RECORDS TO USE:
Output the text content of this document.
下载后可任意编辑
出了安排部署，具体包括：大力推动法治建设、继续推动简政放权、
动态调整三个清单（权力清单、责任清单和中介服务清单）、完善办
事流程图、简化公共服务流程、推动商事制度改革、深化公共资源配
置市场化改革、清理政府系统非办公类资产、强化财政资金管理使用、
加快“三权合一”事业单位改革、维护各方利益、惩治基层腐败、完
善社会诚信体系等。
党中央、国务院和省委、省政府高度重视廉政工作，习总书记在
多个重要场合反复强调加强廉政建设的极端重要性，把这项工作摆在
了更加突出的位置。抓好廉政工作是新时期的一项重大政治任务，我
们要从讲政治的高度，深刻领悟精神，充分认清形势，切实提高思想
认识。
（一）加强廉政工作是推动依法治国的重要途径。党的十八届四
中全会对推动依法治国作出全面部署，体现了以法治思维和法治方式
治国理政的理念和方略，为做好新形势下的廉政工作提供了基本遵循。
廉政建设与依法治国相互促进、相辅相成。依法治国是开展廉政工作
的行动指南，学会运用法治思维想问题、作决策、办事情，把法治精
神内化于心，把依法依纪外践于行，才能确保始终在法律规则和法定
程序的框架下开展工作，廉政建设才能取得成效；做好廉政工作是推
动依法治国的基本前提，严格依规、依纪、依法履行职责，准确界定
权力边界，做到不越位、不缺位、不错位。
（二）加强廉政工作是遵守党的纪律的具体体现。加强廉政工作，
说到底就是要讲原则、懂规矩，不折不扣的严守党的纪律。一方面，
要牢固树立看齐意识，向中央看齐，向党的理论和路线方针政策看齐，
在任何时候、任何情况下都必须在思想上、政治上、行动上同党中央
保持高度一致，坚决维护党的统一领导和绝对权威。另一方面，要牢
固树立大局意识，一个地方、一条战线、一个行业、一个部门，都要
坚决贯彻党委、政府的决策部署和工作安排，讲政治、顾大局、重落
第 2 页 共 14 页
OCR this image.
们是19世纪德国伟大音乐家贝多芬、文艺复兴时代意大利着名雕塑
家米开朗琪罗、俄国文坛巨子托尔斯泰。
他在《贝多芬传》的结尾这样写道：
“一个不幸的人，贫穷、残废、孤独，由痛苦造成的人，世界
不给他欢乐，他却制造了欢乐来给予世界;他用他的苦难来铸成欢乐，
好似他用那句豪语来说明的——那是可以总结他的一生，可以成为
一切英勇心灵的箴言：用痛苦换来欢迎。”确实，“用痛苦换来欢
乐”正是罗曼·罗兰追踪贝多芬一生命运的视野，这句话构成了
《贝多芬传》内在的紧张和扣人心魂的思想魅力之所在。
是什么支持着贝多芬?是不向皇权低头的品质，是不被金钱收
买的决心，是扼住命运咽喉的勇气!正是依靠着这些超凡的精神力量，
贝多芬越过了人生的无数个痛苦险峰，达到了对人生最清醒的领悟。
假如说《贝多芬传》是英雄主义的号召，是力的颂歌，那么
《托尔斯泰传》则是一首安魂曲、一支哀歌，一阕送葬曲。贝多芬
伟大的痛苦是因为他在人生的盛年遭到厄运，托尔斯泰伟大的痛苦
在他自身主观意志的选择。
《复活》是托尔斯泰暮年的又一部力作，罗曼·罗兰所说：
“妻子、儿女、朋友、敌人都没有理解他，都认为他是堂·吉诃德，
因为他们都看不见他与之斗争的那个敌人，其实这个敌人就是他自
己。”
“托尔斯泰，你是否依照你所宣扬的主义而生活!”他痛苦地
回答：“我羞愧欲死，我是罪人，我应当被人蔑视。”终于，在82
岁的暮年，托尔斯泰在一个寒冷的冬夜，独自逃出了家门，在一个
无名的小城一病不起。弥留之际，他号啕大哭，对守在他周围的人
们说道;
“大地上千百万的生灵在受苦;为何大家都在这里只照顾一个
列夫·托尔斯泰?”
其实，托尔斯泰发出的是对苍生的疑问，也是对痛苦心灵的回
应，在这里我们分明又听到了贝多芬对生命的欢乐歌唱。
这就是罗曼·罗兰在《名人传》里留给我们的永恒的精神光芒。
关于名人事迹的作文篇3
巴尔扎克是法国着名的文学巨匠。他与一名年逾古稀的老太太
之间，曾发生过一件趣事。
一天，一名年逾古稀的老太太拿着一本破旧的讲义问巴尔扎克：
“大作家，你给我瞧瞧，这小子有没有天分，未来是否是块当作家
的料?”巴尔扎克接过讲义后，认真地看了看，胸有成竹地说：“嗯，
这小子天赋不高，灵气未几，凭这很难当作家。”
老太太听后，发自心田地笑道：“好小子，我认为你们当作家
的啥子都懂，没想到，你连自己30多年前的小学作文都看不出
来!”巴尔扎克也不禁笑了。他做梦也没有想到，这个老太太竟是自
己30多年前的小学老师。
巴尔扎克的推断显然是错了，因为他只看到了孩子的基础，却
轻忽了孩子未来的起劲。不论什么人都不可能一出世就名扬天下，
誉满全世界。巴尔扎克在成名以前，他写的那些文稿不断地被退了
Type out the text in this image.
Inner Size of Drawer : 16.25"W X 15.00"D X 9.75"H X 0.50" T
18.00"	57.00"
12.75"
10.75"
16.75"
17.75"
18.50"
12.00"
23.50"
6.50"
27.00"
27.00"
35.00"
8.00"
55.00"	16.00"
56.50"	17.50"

WRITTEN TASK: Gather each line of the listing containing the word "this" and show it.

REPLY TO THE TASK:
Output the text content of this document.
OCR this image.
Type out the text in this image.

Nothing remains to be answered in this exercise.